### WHAT IS ASKED
Copy the data exactly; pictures stay out of the copy.

○ ○ ○ ○ ○ ○ ○

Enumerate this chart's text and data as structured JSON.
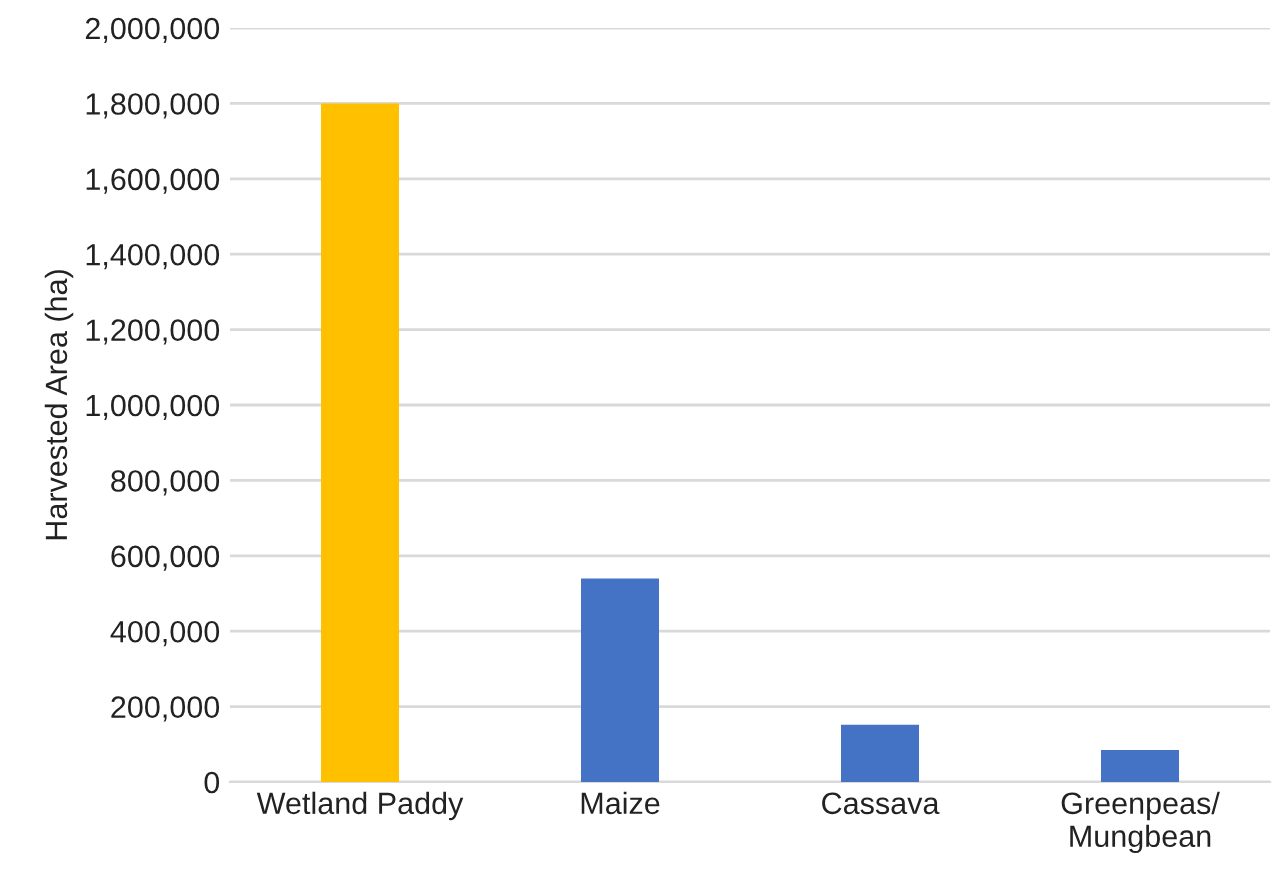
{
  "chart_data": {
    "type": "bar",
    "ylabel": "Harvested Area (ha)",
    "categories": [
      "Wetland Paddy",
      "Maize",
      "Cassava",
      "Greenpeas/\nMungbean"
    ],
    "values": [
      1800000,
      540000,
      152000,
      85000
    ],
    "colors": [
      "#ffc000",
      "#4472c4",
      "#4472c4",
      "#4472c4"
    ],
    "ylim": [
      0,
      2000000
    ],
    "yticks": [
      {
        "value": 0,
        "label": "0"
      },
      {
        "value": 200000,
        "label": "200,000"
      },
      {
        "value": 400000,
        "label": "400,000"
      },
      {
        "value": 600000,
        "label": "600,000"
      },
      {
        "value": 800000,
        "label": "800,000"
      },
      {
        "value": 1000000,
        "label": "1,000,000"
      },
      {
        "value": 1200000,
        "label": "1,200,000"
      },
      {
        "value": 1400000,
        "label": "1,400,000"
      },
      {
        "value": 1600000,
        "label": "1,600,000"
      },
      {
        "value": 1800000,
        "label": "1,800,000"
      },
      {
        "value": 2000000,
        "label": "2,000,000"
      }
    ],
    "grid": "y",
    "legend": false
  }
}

○ ○ ○ ○ ○ ○ ○

### OUTPUT BELOW
Enumerate this chart's text and data as structured JSON.
{
  "chart_data": {
    "type": "bar",
    "ylabel": "Harvested Area (ha)",
    "categories": [
      "Wetland Paddy",
      "Maize",
      "Cassava",
      "Greenpeas/\nMungbean"
    ],
    "values": [
      1800000,
      540000,
      152000,
      85000
    ],
    "colors": [
      "#ffc000",
      "#4472c4",
      "#4472c4",
      "#4472c4"
    ],
    "ylim": [
      0,
      2000000
    ],
    "yticks": [
      {
        "value": 0,
        "label": "0"
      },
      {
        "value": 200000,
        "label": "200,000"
      },
      {
        "value": 400000,
        "label": "400,000"
      },
      {
        "value": 600000,
        "label": "600,000"
      },
      {
        "value": 800000,
        "label": "800,000"
      },
      {
        "value": 1000000,
        "label": "1,000,000"
      },
      {
        "value": 1200000,
        "label": "1,200,000"
      },
      {
        "value": 1400000,
        "label": "1,400,000"
      },
      {
        "value": 1600000,
        "label": "1,600,000"
      },
      {
        "value": 1800000,
        "label": "1,800,000"
      },
      {
        "value": 2000000,
        "label": "2,000,000"
      }
    ],
    "grid": "y",
    "legend": false
  }
}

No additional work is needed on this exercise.